> WHAT IS ASKED
From the records below, extract all the text exactly and leave the images behind.
--- BEGIN ---
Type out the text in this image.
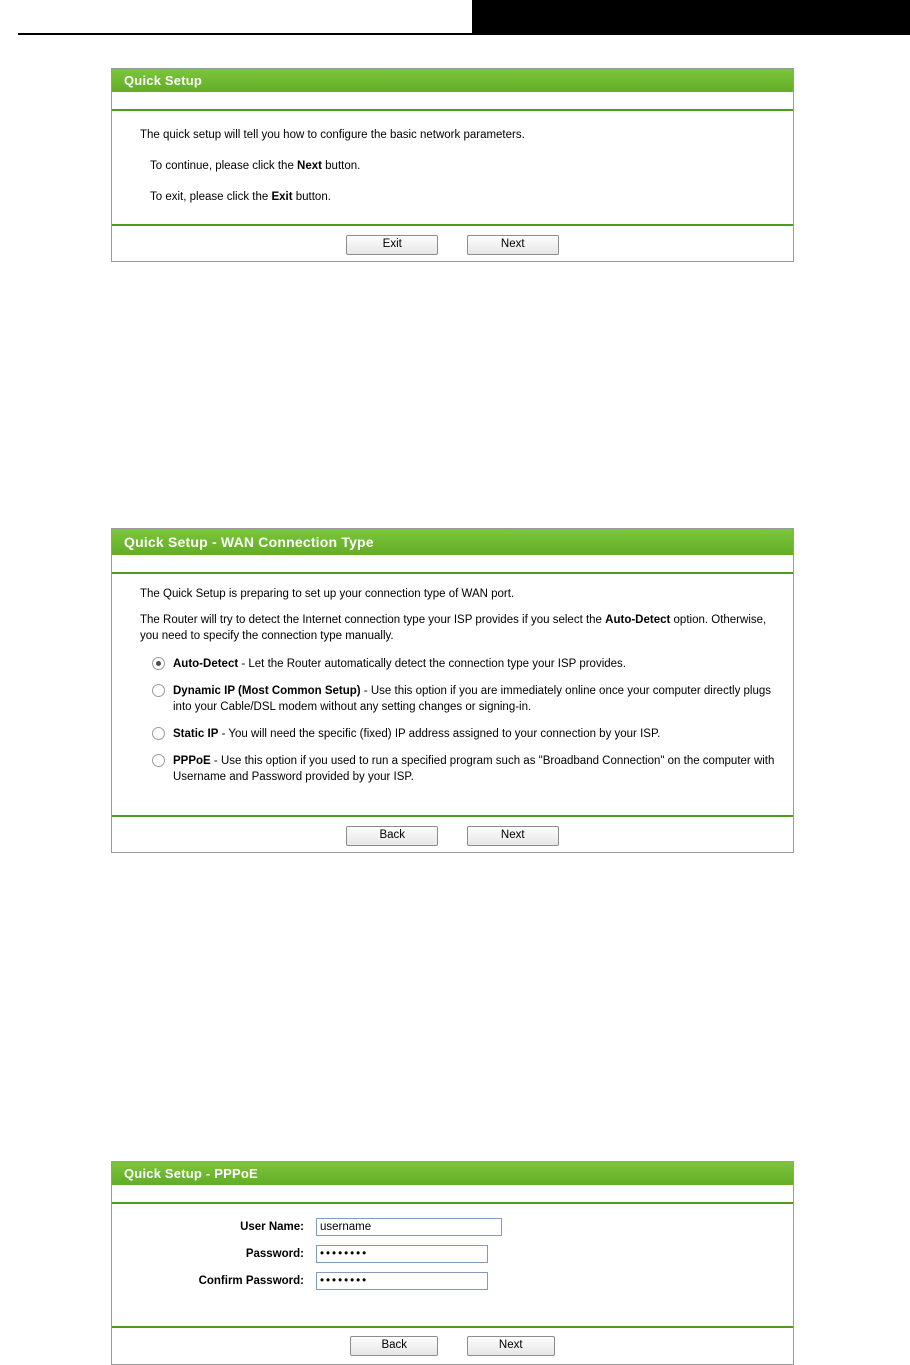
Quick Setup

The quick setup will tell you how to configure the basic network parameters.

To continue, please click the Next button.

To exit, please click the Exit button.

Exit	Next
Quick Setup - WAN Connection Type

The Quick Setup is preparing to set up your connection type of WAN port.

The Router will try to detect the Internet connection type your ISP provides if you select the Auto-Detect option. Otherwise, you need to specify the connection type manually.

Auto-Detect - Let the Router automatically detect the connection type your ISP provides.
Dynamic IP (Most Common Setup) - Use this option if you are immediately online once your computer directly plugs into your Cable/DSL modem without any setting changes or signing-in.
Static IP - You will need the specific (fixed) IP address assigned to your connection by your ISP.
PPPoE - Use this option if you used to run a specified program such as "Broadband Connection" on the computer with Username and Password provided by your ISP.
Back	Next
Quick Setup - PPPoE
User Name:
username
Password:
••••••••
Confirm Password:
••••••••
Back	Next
--- END ---
> SOLVED PROBLEM
Type out the text in this image.
Quick Setup

The quick setup will tell you how to configure the basic network parameters.

To continue, please click the Next button.

To exit, please click the Exit button.

Exit	Next
Quick Setup - WAN Connection Type

The Quick Setup is preparing to set up your connection type of WAN port.

The Router will try to detect the Internet connection type your ISP provides if you select the Auto-Detect option. Otherwise, you need to specify the connection type manually.

Auto-Detect - Let the Router automatically detect the connection type your ISP provides.
Dynamic IP (Most Common Setup) - Use this option if you are immediately online once your computer directly plugs into your Cable/DSL modem without any setting changes or signing-in.
Static IP - You will need the specific (fixed) IP address assigned to your connection by your ISP.
PPPoE - Use this option if you used to run a specified program such as "Broadband Connection" on the computer with Username and Password provided by your ISP.
Back	Next
Quick Setup - PPPoE
User Name:
username
Password:
••••••••
Confirm Password:
••••••••
Back	Next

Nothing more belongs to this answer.